Exercise requirements
In the folklore passage below, what does a Staffordshire lass place under her pillow on St. Thomas's eve?

Text section
#####
Good Valentine, be kind to me,

In dreams let me my true love see;[255]

or, if she were a Staffordshire lass, she probably preferred St. Thomas’s eve, and having placed a sprig of evergreen under her pillow, sighed—

Good St. Thomas, stand by my bed

And tell me when I shall be wed.[256]

To those who are new to the subject of comparative mythology these doggrels whispered by foolish country girls under the stress of a natural impulse may seem absurdly irrelevant. But to that science which strives to unravel the beliefs and ideas of long dead people, every vestige, every survival is important. The charms above mentioned did not spring, fully matured, from the brain of some peculiarly inventive dairy-maid. They have a long, long pedigree, and, like the zebra stripe which will sometimes appear on a purebred horse, they throw us back to an age when man believed that the world was controlled by spirits, and that he, like everything else, was but a puppet in their hands.
#####
Supplied data
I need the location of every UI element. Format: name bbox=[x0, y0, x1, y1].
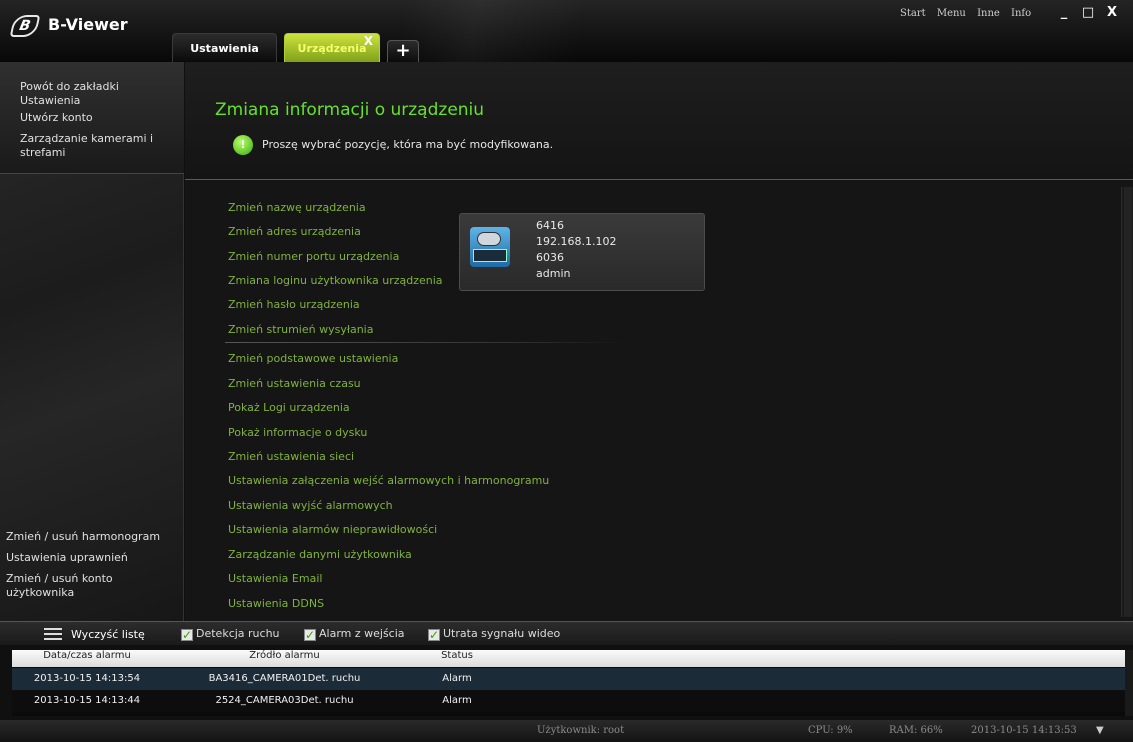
#####
Reply to the exercise
A sprig of evergreen.